>> begin Information supplied
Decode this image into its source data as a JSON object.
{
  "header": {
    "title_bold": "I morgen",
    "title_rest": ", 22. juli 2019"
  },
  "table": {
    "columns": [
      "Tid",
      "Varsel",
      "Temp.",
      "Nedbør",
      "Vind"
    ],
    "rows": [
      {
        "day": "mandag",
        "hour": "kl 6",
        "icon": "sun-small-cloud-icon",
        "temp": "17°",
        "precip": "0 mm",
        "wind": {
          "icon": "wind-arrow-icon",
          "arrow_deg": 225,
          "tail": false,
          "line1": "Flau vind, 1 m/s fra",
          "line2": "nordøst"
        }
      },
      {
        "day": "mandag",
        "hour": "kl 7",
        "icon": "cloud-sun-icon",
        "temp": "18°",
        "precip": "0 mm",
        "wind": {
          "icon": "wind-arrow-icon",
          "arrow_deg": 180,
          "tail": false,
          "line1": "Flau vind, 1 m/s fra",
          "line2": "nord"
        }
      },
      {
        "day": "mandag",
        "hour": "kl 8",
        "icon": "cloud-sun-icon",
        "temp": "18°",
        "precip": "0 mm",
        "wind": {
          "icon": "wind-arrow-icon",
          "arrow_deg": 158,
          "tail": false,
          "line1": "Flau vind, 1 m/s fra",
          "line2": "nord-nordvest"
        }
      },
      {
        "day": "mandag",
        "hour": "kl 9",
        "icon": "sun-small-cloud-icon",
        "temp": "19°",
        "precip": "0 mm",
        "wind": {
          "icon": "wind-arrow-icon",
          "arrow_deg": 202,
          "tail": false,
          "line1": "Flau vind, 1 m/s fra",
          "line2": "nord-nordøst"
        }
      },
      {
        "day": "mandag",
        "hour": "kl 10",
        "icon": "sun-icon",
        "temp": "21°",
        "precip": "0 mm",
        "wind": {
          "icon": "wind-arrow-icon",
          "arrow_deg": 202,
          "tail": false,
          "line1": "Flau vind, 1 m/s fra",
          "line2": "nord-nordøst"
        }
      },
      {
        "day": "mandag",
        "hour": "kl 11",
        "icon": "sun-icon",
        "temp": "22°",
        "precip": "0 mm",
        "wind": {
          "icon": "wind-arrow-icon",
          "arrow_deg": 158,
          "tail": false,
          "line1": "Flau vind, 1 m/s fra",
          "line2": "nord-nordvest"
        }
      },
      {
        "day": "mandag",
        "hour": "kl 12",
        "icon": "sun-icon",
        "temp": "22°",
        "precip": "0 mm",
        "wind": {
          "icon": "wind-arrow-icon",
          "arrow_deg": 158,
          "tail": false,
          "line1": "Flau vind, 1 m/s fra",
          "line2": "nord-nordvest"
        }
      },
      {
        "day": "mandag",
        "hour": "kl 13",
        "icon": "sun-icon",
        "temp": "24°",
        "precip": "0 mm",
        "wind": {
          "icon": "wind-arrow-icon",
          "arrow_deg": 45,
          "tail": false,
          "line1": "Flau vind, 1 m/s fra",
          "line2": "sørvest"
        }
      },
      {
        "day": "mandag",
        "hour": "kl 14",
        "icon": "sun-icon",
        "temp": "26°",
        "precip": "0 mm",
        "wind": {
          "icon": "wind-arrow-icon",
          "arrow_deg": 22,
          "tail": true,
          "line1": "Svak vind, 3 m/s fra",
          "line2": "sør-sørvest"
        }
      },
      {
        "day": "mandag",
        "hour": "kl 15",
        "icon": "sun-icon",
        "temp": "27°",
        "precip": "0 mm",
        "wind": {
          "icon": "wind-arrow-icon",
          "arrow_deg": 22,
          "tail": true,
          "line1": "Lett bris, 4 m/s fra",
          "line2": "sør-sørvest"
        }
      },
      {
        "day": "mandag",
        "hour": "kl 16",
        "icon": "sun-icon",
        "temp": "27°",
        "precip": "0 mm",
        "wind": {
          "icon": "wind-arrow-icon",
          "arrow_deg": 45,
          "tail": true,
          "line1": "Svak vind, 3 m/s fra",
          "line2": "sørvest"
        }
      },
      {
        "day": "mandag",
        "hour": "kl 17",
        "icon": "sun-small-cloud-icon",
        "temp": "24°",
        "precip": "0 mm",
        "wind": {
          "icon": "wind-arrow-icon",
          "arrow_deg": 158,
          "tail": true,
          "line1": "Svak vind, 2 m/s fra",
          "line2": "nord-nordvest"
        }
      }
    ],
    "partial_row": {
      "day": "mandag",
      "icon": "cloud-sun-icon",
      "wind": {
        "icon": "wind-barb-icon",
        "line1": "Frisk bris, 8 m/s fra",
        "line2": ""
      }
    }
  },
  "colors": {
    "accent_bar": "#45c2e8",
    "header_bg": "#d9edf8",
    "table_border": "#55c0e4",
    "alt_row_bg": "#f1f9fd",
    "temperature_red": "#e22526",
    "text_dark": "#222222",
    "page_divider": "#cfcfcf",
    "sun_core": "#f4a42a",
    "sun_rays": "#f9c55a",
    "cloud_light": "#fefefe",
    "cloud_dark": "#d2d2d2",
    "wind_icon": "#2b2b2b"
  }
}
>> end Information supplied
## Task requirements
Extract the full set of entries word for word.

## Answer below
Decode this image into its source data as a JSON object.
{
  "header": {
    "title_bold": "I morgen",
    "title_rest": ", 22. juli 2019"
  },
  "table": {
    "columns": [
      "Tid",
      "Varsel",
      "Temp.",
      "Nedbør",
      "Vind"
    ],
    "rows": [
      {
        "day": "mandag",
        "hour": "kl 6",
        "icon": "sun-small-cloud-icon",
        "temp": "17°",
        "precip": "0 mm",
        "wind": {
          "icon": "wind-arrow-icon",
          "arrow_deg": 225,
          "tail": false,
          "line1": "Flau vind, 1 m/s fra",
          "line2": "nordøst"
        }
      },
      {
        "day": "mandag",
        "hour": "kl 7",
        "icon": "cloud-sun-icon",
        "temp": "18°",
        "precip": "0 mm",
        "wind": {
          "icon": "wind-arrow-icon",
          "arrow_deg": 180,
          "tail": false,
          "line1": "Flau vind, 1 m/s fra",
          "line2": "nord"
        }
      },
      {
        "day": "mandag",
        "hour": "kl 8",
        "icon": "cloud-sun-icon",
        "temp": "18°",
        "precip": "0 mm",
        "wind": {
          "icon": "wind-arrow-icon",
          "arrow_deg": 158,
          "tail": false,
          "line1": "Flau vind, 1 m/s fra",
          "line2": "nord-nordvest"
        }
      },
      {
        "day": "mandag",
        "hour": "kl 9",
        "icon": "sun-small-cloud-icon",
        "temp": "19°",
        "precip": "0 mm",
        "wind": {
          "icon": "wind-arrow-icon",
          "arrow_deg": 202,
          "tail": false,
          "line1": "Flau vind, 1 m/s fra",
          "line2": "nord-nordøst"
        }
      },
      {
        "day": "mandag",
        "hour": "kl 10",
        "icon": "sun-icon",
        "temp": "21°",
        "precip": "0 mm",
        "wind": {
          "icon": "wind-arrow-icon",
          "arrow_deg": 202,
          "tail": false,
          "line1": "Flau vind, 1 m/s fra",
          "line2": "nord-nordøst"
        }
      },
      {
        "day": "mandag",
        "hour": "kl 11",
        "icon": "sun-icon",
        "temp": "22°",
        "precip": "0 mm",
        "wind": {
          "icon": "wind-arrow-icon",
          "arrow_deg": 158,
          "tail": false,
          "line1": "Flau vind, 1 m/s fra",
          "line2": "nord-nordvest"
        }
      },
      {
        "day": "mandag",
        "hour": "kl 12",
        "icon": "sun-icon",
        "temp": "22°",
        "precip": "0 mm",
        "wind": {
          "icon": "wind-arrow-icon",
          "arrow_deg": 158,
          "tail": false,
          "line1": "Flau vind, 1 m/s fra",
          "line2": "nord-nordvest"
        }
      },
      {
        "day": "mandag",
        "hour": "kl 13",
        "icon": "sun-icon",
        "temp": "24°",
        "precip": "0 mm",
        "wind": {
          "icon": "wind-arrow-icon",
          "arrow_deg": 45,
          "tail": false,
          "line1": "Flau vind, 1 m/s fra",
          "line2": "sørvest"
        }
      },
      {
        "day": "mandag",
        "hour": "kl 14",
        "icon": "sun-icon",
        "temp": "26°",
        "precip": "0 mm",
        "wind": {
          "icon": "wind-arrow-icon",
          "arrow_deg": 22,
          "tail": true,
          "line1": "Svak vind, 3 m/s fra",
          "line2": "sør-sørvest"
        }
      },
      {
        "day": "mandag",
        "hour": "kl 15",
        "icon": "sun-icon",
        "temp": "27°",
        "precip": "0 mm",
        "wind": {
          "icon": "wind-arrow-icon",
          "arrow_deg": 22,
          "tail": true,
          "line1": "Lett bris, 4 m/s fra",
          "line2": "sør-sørvest"
        }
      },
      {
        "day": "mandag",
        "hour": "kl 16",
        "icon": "sun-icon",
        "temp": "27°",
        "precip": "0 mm",
        "wind": {
          "icon": "wind-arrow-icon",
          "arrow_deg": 45,
          "tail": true,
          "line1": "Svak vind, 3 m/s fra",
          "line2": "sørvest"
        }
      },
      {
        "day": "mandag",
        "hour": "kl 17",
        "icon": "sun-small-cloud-icon",
        "temp": "24°",
        "precip": "0 mm",
        "wind": {
          "icon": "wind-arrow-icon",
          "arrow_deg": 158,
          "tail": true,
          "line1": "Svak vind, 2 m/s fra",
          "line2": "nord-nordvest"
        }
      }
    ],
    "partial_row": {
      "day": "mandag",
      "icon": "cloud-sun-icon",
      "wind": {
        "icon": "wind-barb-icon",
        "line1": "Frisk bris, 8 m/s fra",
        "line2": ""
      }
    }
  },
  "colors": {
    "accent_bar": "#45c2e8",
    "header_bg": "#d9edf8",
    "table_border": "#55c0e4",
    "alt_row_bg": "#f1f9fd",
    "temperature_red": "#e22526",
    "text_dark": "#222222",
    "page_divider": "#cfcfcf",
    "sun_core": "#f4a42a",
    "sun_rays": "#f9c55a",
    "cloud_light": "#fefefe",
    "cloud_dark": "#d2d2d2",
    "wind_icon": "#2b2b2b"
  }
}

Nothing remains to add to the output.